# What you should do
According to the comment on US accents, why does the western half of the country tend to have a fairly "general American" accent? Answer in one to three sentences.

Generally, two things are true about US accents:

-The East, being much older, has many more distinct and localized accents. I live in NC and people who grew up in the rural counties can identify a "____ county accent" by subtleties. Of course, a lot of this is being lost with each generation, especially post-TV.

-People of course are much more familiar with their own region than others, which may "all sound a like" to them.

Like the map shows, the western half of the country tends to have a pretty "general American" accent, blended together as people moved westward.

(Visual layout records)

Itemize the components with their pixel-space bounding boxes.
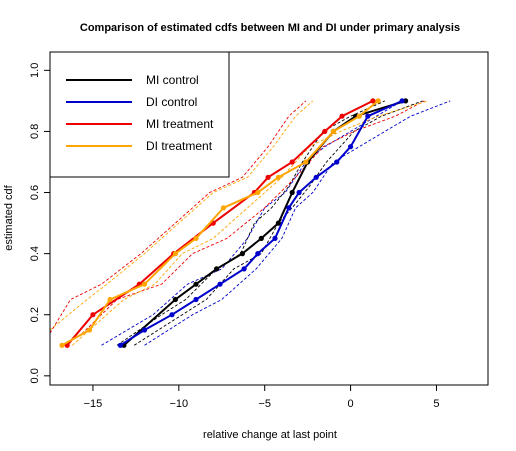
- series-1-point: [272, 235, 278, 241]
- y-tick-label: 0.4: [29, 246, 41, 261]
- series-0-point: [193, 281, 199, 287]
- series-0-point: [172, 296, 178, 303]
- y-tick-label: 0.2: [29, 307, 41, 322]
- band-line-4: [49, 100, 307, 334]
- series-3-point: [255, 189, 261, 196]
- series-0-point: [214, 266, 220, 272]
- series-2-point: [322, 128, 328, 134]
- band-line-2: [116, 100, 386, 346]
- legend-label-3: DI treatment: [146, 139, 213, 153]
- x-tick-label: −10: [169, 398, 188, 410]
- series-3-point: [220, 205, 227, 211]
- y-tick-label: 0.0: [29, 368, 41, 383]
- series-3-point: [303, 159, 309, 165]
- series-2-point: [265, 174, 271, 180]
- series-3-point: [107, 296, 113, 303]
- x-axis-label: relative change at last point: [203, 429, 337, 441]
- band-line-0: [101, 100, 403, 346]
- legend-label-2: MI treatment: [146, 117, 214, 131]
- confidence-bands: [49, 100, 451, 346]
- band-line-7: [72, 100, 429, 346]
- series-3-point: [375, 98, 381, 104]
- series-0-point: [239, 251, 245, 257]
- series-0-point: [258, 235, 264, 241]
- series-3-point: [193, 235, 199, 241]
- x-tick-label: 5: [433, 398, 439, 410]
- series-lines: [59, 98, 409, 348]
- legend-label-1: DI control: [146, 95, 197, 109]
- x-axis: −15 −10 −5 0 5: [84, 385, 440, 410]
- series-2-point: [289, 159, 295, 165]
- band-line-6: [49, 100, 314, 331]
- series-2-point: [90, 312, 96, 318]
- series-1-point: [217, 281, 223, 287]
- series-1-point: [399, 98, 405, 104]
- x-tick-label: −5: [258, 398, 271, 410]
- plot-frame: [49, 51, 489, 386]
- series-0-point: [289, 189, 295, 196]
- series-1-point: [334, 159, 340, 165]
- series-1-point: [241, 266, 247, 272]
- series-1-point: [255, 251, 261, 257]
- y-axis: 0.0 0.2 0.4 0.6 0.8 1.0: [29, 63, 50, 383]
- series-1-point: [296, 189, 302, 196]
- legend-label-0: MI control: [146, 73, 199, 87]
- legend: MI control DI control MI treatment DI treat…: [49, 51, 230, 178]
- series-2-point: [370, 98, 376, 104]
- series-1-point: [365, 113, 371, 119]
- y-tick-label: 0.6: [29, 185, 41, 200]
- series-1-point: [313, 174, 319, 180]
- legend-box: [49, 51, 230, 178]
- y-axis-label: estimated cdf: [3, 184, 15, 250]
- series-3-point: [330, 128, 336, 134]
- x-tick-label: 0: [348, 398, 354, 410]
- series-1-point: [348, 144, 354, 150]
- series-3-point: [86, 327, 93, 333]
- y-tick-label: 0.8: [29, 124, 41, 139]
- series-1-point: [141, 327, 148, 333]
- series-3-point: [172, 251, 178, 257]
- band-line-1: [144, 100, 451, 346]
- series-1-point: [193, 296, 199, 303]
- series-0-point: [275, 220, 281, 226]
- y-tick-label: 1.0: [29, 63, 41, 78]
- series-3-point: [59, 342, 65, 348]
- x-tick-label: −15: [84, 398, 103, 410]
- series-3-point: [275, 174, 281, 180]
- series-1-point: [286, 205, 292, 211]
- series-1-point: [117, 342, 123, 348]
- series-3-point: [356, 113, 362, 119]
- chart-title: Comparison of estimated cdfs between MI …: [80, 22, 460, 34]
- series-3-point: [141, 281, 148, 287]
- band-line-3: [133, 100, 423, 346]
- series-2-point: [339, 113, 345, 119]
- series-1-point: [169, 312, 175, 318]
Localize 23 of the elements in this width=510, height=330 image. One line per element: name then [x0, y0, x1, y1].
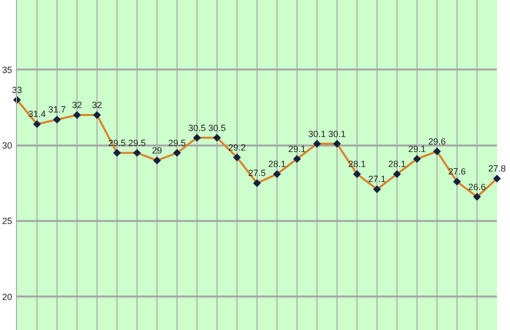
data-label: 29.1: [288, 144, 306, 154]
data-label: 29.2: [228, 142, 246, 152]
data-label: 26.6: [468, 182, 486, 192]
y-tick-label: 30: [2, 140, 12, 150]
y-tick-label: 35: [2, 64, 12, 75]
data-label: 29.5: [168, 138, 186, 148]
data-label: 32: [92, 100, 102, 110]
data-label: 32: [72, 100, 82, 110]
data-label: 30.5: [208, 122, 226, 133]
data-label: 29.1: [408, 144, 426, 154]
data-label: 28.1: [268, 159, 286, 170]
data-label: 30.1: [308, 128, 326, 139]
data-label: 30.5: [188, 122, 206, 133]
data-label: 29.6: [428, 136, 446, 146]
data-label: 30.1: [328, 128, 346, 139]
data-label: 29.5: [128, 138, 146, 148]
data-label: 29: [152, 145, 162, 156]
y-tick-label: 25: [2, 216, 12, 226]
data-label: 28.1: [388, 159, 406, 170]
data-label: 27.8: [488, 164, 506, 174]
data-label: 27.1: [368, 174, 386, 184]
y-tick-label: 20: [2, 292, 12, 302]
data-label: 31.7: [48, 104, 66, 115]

# Finished answer
Accents in the western half blended together as people moved westward. The result is a fairly uniform "general American" accent.